▶ [Your task]:
Copy out the material below in full, but not its images.

_ _ _

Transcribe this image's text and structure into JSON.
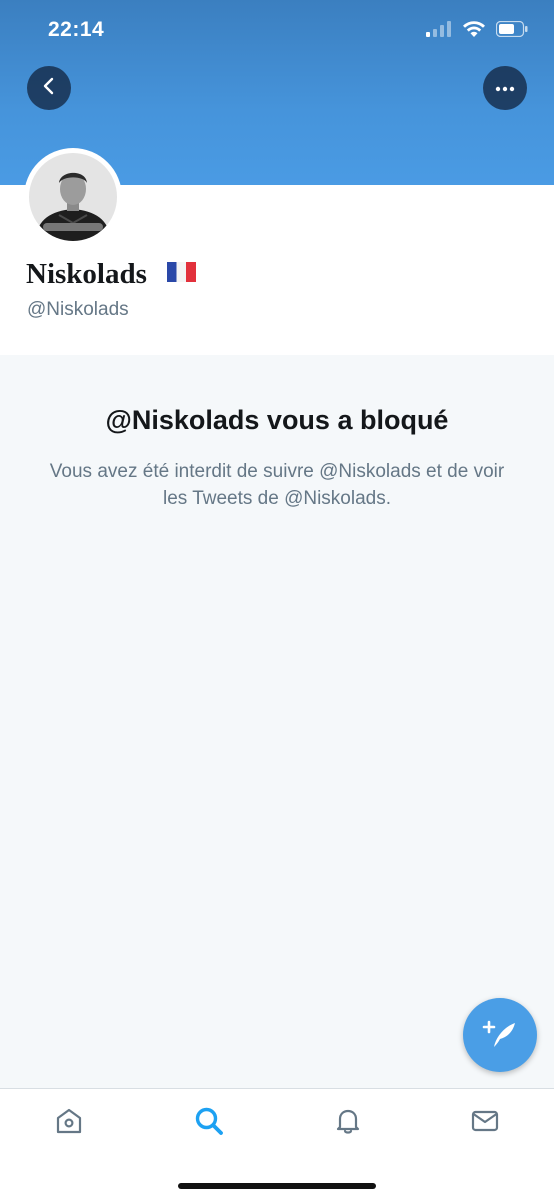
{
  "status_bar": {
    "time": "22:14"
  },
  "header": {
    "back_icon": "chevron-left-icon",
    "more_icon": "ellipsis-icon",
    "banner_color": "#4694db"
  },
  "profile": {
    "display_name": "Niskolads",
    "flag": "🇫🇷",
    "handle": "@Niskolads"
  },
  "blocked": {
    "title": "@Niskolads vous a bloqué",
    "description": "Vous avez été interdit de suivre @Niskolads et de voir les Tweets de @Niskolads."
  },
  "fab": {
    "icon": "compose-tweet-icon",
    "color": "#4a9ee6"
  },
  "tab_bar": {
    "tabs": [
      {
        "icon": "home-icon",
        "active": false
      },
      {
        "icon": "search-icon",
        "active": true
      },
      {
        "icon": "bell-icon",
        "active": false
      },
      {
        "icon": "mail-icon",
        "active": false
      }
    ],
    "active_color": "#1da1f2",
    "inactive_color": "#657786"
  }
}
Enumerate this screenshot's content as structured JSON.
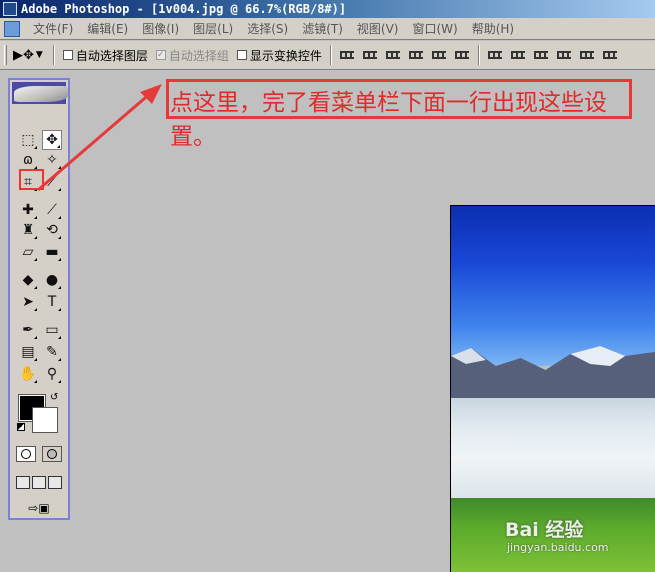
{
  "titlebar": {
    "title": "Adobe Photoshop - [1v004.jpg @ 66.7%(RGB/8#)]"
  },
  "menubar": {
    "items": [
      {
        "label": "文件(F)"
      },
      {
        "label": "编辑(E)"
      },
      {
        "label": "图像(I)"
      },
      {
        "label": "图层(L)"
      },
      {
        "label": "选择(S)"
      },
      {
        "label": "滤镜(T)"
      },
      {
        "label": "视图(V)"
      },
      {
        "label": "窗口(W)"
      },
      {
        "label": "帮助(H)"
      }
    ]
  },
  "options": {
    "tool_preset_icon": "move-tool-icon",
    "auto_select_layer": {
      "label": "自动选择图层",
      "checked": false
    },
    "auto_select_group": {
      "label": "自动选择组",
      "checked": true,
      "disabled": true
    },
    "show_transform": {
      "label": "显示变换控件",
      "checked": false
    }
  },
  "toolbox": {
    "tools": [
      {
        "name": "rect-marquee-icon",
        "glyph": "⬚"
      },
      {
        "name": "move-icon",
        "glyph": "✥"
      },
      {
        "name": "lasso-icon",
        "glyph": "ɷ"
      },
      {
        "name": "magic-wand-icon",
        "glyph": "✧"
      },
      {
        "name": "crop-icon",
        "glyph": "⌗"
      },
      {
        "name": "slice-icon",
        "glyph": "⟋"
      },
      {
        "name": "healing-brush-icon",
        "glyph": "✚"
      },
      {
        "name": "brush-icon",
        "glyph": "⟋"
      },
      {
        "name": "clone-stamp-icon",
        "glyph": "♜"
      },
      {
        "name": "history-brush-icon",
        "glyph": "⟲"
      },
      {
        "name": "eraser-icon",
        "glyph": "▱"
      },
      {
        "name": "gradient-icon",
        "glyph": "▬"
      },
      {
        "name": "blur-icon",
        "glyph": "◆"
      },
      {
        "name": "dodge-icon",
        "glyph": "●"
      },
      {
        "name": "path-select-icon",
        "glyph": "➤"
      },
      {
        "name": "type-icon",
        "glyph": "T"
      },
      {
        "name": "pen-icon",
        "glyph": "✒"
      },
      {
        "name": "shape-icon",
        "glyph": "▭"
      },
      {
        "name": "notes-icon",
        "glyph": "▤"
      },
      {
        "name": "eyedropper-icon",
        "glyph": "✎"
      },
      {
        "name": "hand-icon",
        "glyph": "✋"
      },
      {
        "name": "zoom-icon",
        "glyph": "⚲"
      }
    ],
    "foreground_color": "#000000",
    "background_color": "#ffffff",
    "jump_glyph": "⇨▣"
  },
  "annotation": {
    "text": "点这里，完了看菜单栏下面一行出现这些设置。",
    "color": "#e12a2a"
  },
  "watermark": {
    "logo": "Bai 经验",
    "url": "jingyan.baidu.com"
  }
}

_ _ _

▶ [Response for this exercise]:
Transcribe this image's text and structure into JSON.
{
  "status_bar": {
    "time": "22:14"
  },
  "header": {
    "back_icon": "chevron-left-icon",
    "more_icon": "ellipsis-icon",
    "banner_color": "#4694db"
  },
  "profile": {
    "display_name": "Niskolads",
    "flag": "🇫🇷",
    "handle": "@Niskolads"
  },
  "blocked": {
    "title": "@Niskolads vous a bloqué",
    "description": "Vous avez été interdit de suivre @Niskolads et de voir les Tweets de @Niskolads."
  },
  "fab": {
    "icon": "compose-tweet-icon",
    "color": "#4a9ee6"
  },
  "tab_bar": {
    "tabs": [
      {
        "icon": "home-icon",
        "active": false
      },
      {
        "icon": "search-icon",
        "active": true
      },
      {
        "icon": "bell-icon",
        "active": false
      },
      {
        "icon": "mail-icon",
        "active": false
      }
    ],
    "active_color": "#1da1f2",
    "inactive_color": "#657786"
  }
}
Enumerate this screenshot's content as structured JSON.
{
  "titlebar": {
    "title": "Adobe Photoshop - [1v004.jpg @ 66.7%(RGB/8#)]"
  },
  "menubar": {
    "items": [
      {
        "label": "文件(F)"
      },
      {
        "label": "编辑(E)"
      },
      {
        "label": "图像(I)"
      },
      {
        "label": "图层(L)"
      },
      {
        "label": "选择(S)"
      },
      {
        "label": "滤镜(T)"
      },
      {
        "label": "视图(V)"
      },
      {
        "label": "窗口(W)"
      },
      {
        "label": "帮助(H)"
      }
    ]
  },
  "options": {
    "tool_preset_icon": "move-tool-icon",
    "auto_select_layer": {
      "label": "自动选择图层",
      "checked": false
    },
    "auto_select_group": {
      "label": "自动选择组",
      "checked": true,
      "disabled": true
    },
    "show_transform": {
      "label": "显示变换控件",
      "checked": false
    }
  },
  "toolbox": {
    "tools": [
      {
        "name": "rect-marquee-icon",
        "glyph": "⬚"
      },
      {
        "name": "move-icon",
        "glyph": "✥"
      },
      {
        "name": "lasso-icon",
        "glyph": "ɷ"
      },
      {
        "name": "magic-wand-icon",
        "glyph": "✧"
      },
      {
        "name": "crop-icon",
        "glyph": "⌗"
      },
      {
        "name": "slice-icon",
        "glyph": "⟋"
      },
      {
        "name": "healing-brush-icon",
        "glyph": "✚"
      },
      {
        "name": "brush-icon",
        "glyph": "⟋"
      },
      {
        "name": "clone-stamp-icon",
        "glyph": "♜"
      },
      {
        "name": "history-brush-icon",
        "glyph": "⟲"
      },
      {
        "name": "eraser-icon",
        "glyph": "▱"
      },
      {
        "name": "gradient-icon",
        "glyph": "▬"
      },
      {
        "name": "blur-icon",
        "glyph": "◆"
      },
      {
        "name": "dodge-icon",
        "glyph": "●"
      },
      {
        "name": "path-select-icon",
        "glyph": "➤"
      },
      {
        "name": "type-icon",
        "glyph": "T"
      },
      {
        "name": "pen-icon",
        "glyph": "✒"
      },
      {
        "name": "shape-icon",
        "glyph": "▭"
      },
      {
        "name": "notes-icon",
        "glyph": "▤"
      },
      {
        "name": "eyedropper-icon",
        "glyph": "✎"
      },
      {
        "name": "hand-icon",
        "glyph": "✋"
      },
      {
        "name": "zoom-icon",
        "glyph": "⚲"
      }
    ],
    "foreground_color": "#000000",
    "background_color": "#ffffff",
    "jump_glyph": "⇨▣"
  },
  "annotation": {
    "text": "点这里，完了看菜单栏下面一行出现这些设置。",
    "color": "#e12a2a"
  },
  "watermark": {
    "logo": "Bai 经验",
    "url": "jingyan.baidu.com"
  }
}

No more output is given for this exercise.